Source records
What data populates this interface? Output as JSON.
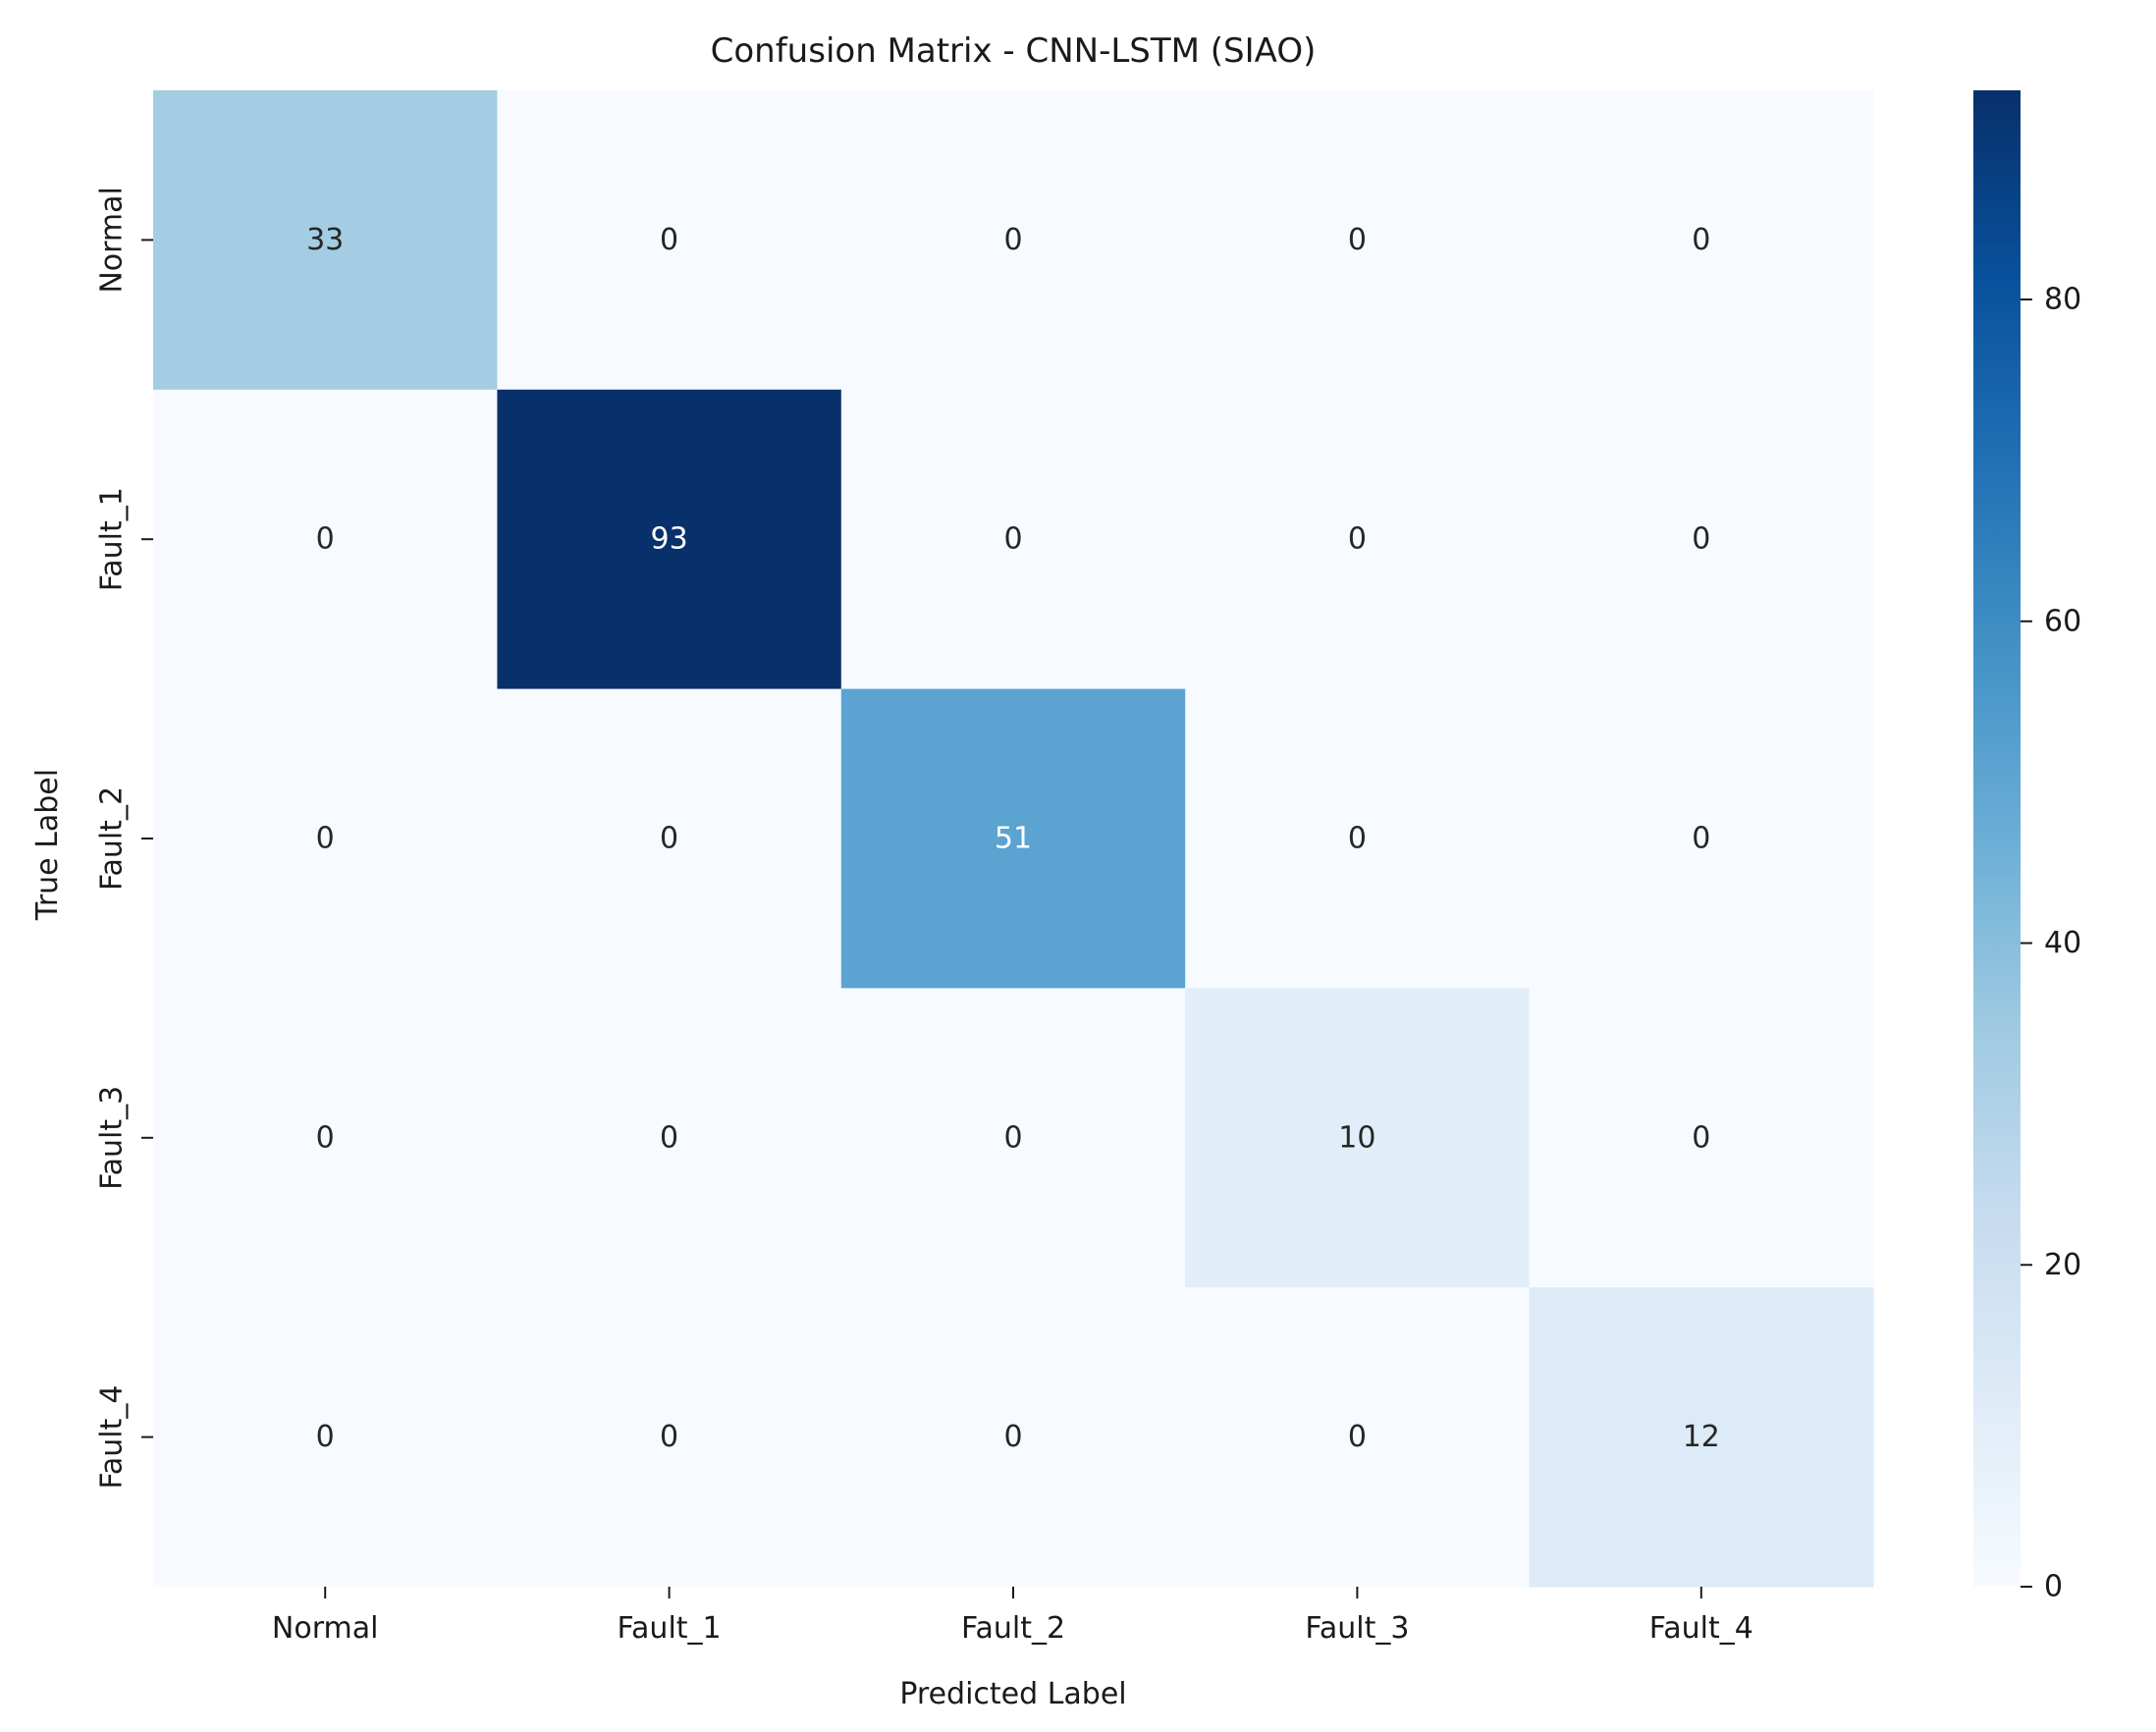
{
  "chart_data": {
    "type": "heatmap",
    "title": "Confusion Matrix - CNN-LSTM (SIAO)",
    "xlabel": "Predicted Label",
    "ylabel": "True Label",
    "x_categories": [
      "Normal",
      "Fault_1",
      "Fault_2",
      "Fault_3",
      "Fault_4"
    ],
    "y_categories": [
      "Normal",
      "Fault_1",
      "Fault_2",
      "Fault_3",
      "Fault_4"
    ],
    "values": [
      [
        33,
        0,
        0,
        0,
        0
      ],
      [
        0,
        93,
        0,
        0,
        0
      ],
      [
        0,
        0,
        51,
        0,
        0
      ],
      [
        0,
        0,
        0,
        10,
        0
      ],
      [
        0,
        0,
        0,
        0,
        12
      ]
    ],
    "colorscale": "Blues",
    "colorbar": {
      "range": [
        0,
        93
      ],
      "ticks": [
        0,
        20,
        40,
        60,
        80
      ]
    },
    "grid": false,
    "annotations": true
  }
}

--

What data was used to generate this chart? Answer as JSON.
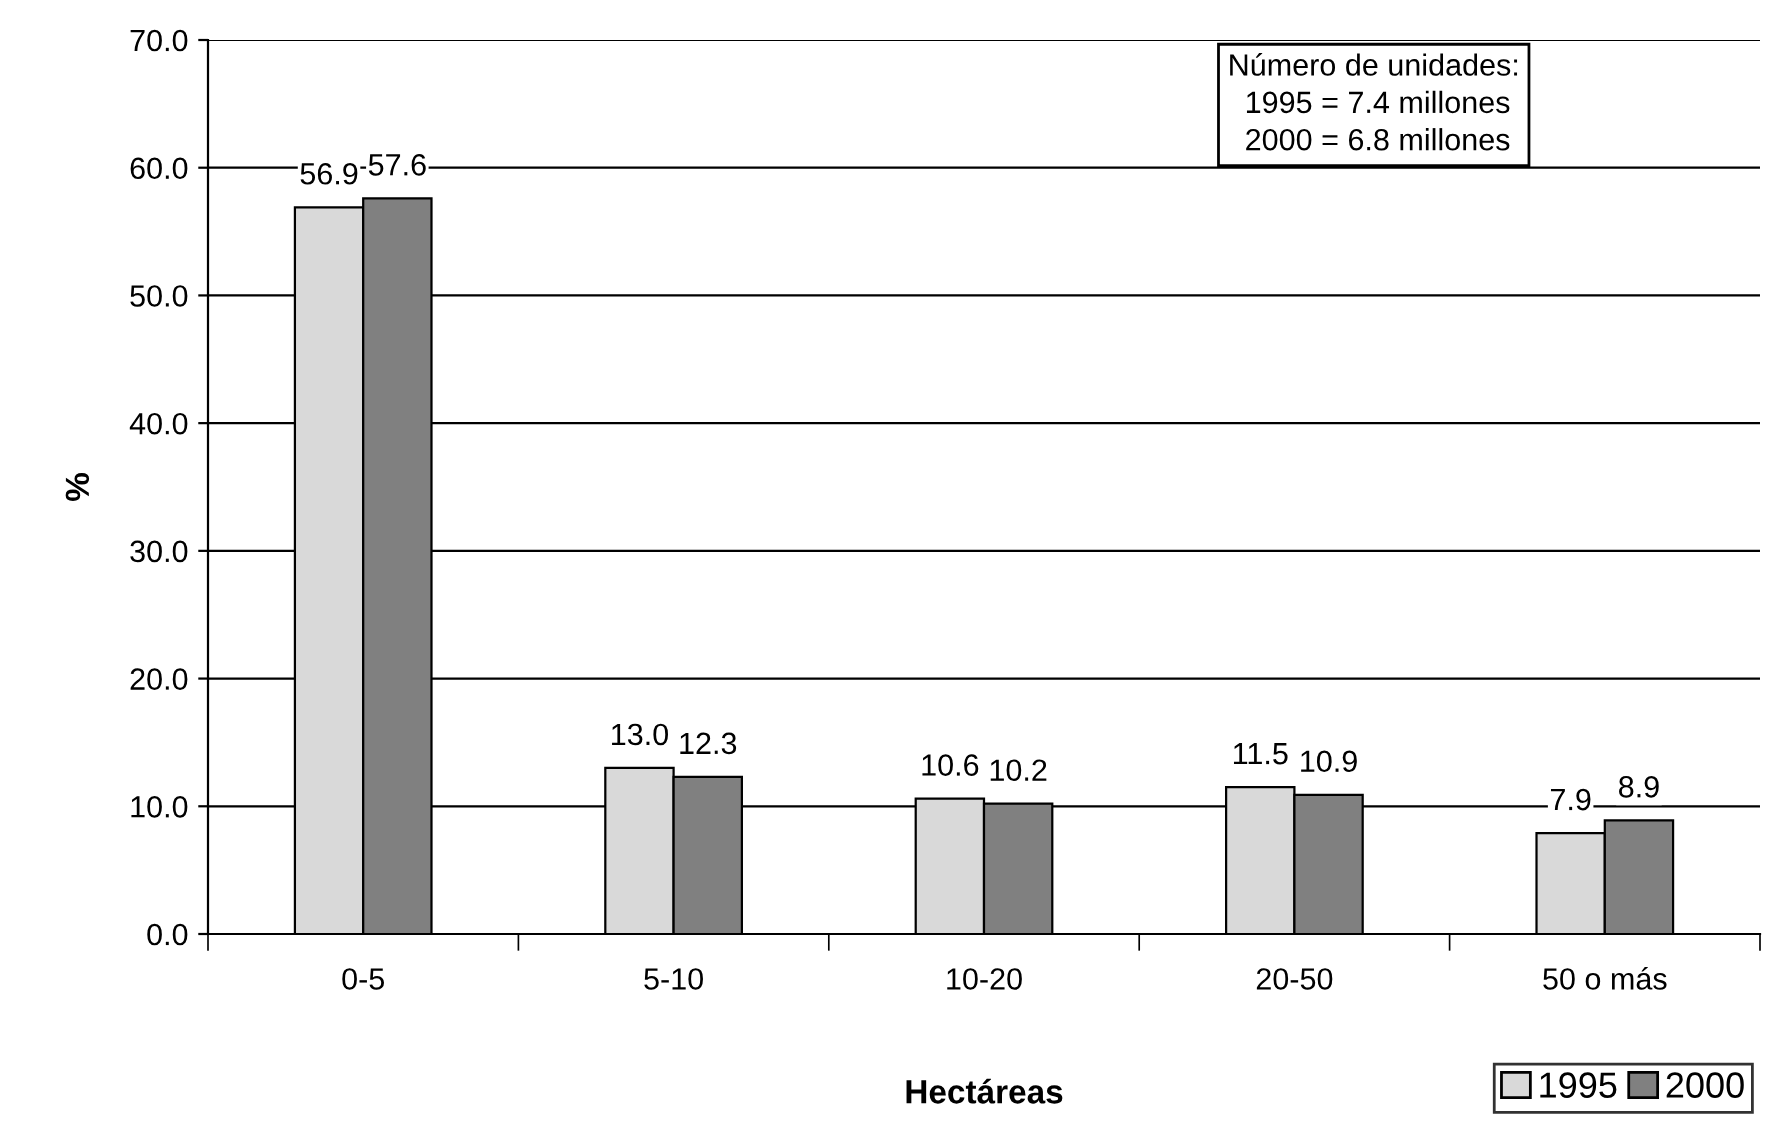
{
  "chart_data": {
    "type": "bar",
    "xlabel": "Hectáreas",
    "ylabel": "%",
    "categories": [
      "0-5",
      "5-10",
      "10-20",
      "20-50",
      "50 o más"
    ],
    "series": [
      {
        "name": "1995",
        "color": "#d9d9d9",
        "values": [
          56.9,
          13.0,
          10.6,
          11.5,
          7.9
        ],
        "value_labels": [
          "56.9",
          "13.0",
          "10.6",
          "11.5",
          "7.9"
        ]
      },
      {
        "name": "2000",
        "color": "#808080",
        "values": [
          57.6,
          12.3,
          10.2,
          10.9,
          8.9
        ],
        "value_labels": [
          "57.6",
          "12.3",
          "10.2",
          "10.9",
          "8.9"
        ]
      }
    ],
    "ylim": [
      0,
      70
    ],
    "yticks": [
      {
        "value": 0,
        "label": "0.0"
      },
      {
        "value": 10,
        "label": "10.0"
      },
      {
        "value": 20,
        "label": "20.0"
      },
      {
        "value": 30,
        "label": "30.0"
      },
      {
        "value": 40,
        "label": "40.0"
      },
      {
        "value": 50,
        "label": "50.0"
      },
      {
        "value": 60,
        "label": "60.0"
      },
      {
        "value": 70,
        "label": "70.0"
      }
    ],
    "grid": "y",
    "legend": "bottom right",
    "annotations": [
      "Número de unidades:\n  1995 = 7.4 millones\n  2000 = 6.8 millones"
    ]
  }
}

---

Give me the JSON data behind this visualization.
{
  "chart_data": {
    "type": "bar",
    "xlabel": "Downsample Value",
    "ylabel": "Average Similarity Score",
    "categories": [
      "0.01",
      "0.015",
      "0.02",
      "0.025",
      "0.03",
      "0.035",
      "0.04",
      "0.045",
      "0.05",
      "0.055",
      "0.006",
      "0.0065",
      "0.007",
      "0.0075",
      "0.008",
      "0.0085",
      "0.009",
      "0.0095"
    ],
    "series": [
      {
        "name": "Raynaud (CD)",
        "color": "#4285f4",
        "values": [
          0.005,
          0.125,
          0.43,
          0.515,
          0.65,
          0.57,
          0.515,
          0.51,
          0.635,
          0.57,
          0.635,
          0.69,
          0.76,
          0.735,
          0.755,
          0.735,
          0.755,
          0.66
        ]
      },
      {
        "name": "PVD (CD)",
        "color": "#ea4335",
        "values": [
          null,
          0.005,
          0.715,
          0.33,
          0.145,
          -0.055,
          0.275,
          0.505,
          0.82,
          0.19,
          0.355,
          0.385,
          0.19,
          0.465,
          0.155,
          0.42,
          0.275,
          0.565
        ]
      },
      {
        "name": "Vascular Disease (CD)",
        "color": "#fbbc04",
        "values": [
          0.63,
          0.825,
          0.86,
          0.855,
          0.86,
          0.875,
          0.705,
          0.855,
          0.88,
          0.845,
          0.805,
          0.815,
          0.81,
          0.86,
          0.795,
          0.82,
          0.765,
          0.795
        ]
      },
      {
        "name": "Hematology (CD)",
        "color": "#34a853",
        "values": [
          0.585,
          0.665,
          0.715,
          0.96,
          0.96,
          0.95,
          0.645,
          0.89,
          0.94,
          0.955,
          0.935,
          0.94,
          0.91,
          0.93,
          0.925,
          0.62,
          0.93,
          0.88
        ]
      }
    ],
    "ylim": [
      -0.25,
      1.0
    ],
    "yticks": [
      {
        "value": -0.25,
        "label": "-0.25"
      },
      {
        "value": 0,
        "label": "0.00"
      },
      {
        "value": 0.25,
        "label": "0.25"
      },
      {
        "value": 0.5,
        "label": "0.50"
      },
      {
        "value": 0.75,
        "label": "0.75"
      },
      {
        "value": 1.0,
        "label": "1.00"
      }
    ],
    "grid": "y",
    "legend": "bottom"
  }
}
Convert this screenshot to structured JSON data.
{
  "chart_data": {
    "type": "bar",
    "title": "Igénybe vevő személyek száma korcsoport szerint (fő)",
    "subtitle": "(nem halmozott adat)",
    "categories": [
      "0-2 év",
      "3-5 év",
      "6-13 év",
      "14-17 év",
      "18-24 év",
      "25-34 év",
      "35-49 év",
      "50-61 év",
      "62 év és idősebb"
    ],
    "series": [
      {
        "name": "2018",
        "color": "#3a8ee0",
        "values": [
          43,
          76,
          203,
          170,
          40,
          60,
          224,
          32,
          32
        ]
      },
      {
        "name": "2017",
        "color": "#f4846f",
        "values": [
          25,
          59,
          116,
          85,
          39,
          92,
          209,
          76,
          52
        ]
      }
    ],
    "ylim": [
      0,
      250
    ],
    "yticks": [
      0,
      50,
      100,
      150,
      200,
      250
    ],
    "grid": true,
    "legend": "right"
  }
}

» Stated problem: Copy each line above that contains the word "this".

» Solution to the exercise:
What data populates this interface? Output as JSON.
What data was used to generate this chart? Answer as JSON.
Give me the JSON data behind this visualization.
Convert this screenshot to structured JSON data.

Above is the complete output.